* [What you need to do] In the entries below, some lines contain "Washington"; work out how many and answer with the figure only.

[Data extracted from a collection]

▬▬▬▬▬▬▬▬▬▬

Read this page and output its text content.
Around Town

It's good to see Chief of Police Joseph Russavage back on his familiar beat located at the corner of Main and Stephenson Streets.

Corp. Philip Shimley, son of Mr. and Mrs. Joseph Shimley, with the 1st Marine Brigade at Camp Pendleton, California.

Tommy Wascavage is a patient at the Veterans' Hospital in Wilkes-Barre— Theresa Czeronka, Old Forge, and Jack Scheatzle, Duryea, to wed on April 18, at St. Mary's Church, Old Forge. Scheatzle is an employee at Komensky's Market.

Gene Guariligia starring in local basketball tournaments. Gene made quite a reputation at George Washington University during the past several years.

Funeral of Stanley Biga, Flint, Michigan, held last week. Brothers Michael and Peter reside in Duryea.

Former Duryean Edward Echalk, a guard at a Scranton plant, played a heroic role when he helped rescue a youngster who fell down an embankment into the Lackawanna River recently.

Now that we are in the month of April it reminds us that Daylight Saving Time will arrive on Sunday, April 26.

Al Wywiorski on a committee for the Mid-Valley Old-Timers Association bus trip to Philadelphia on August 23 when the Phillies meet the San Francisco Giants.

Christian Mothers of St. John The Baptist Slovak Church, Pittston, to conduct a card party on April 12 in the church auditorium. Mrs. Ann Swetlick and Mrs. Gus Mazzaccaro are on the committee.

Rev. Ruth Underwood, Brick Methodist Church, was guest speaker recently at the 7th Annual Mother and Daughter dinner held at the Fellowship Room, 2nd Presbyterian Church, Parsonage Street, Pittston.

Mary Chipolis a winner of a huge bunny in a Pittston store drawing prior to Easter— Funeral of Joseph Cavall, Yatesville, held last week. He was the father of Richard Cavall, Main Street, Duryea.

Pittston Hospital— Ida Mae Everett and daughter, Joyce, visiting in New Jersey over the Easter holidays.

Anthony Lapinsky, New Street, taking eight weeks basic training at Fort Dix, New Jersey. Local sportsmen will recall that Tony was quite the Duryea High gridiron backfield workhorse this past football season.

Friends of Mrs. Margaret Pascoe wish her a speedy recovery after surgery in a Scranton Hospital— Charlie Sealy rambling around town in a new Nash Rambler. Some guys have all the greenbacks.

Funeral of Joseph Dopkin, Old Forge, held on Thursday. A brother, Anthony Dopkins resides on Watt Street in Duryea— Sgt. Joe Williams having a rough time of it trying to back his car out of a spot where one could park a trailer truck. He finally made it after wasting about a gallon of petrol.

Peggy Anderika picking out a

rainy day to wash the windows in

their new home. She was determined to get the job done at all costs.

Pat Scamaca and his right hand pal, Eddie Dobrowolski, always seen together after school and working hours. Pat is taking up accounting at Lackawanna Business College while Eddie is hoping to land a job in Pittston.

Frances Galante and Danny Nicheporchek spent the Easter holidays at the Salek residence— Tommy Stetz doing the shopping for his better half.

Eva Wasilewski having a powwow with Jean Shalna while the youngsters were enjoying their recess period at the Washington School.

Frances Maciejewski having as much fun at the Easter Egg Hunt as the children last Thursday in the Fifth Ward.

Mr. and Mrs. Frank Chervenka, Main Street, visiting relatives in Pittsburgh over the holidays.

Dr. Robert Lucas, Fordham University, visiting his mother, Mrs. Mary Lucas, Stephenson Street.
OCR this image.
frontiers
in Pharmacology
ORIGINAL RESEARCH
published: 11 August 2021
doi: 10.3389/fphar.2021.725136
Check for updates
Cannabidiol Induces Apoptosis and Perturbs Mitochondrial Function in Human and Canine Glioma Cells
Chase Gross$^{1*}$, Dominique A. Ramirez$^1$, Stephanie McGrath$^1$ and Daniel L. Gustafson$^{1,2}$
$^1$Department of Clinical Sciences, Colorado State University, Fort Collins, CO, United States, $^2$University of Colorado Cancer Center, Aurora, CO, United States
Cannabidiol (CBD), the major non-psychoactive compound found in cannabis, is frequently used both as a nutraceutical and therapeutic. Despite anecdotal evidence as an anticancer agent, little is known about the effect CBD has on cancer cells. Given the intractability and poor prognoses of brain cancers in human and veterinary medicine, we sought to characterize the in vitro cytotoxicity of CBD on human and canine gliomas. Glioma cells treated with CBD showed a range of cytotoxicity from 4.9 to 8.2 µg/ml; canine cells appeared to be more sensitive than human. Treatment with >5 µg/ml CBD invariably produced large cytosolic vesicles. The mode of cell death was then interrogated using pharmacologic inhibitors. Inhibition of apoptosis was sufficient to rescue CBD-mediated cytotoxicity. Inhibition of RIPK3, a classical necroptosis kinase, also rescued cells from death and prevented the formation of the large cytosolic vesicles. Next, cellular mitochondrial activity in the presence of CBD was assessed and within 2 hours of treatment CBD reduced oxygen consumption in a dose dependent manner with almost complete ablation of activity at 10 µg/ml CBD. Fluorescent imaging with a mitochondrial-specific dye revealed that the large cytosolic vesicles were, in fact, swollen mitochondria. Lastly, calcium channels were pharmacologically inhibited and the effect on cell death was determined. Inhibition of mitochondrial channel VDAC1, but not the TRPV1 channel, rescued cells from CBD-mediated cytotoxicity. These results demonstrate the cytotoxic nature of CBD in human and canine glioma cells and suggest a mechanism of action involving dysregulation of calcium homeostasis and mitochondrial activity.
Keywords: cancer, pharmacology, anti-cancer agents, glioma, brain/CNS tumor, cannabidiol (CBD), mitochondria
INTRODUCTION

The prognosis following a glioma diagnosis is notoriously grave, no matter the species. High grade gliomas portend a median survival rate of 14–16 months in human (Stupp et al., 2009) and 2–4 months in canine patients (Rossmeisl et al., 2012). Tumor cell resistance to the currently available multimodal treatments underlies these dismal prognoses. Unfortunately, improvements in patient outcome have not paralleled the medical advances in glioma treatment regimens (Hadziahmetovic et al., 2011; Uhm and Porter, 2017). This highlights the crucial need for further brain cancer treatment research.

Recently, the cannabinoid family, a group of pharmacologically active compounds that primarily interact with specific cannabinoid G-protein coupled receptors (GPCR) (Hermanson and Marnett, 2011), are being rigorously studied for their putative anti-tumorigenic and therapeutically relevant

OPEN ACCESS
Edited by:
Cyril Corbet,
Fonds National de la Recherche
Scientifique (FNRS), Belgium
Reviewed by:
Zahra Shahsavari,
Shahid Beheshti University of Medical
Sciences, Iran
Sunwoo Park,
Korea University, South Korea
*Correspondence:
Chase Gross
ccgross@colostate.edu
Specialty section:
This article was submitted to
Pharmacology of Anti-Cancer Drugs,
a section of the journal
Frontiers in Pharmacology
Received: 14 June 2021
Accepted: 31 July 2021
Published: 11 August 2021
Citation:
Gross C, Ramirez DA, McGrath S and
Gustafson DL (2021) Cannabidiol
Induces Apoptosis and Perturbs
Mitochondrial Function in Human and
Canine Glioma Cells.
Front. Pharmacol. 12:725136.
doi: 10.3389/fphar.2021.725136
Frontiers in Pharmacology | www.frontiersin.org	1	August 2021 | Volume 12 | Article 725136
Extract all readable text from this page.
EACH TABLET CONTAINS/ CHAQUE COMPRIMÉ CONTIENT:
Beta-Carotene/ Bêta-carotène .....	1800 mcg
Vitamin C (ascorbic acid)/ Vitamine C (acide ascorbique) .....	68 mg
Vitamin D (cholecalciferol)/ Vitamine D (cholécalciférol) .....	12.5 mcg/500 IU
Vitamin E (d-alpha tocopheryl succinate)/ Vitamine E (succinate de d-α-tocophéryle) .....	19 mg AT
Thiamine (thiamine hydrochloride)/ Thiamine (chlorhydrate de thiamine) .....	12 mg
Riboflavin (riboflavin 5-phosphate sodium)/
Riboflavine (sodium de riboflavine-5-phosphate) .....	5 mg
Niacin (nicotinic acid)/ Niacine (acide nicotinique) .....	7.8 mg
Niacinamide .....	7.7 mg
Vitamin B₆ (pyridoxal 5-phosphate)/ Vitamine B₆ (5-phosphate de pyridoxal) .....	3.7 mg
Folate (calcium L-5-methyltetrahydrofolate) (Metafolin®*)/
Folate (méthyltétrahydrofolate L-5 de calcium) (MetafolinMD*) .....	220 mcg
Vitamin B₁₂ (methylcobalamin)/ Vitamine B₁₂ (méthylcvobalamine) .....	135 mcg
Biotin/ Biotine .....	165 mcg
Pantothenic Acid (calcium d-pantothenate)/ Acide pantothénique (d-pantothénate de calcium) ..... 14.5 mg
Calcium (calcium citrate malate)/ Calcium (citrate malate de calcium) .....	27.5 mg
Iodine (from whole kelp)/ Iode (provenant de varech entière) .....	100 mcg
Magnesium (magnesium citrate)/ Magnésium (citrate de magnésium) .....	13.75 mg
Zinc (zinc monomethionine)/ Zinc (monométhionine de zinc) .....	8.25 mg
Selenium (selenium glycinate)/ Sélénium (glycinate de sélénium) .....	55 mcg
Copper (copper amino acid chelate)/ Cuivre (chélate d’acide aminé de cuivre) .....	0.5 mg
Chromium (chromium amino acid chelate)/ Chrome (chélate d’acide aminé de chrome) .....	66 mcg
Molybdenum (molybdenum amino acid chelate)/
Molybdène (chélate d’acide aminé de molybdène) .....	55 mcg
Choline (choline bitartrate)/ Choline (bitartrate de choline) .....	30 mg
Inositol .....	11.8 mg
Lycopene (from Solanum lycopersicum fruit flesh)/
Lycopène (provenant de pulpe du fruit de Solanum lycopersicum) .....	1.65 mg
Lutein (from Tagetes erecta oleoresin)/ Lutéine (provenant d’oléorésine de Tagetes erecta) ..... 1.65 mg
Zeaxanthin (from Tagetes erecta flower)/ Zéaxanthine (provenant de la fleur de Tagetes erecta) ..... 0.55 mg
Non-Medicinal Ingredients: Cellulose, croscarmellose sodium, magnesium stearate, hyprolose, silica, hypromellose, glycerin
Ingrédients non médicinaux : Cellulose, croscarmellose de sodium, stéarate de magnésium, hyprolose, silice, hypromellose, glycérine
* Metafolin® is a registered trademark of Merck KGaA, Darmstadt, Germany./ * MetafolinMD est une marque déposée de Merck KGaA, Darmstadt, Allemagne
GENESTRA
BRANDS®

▬▬▬▬▬▬▬▬▬▬

* [Solution] 2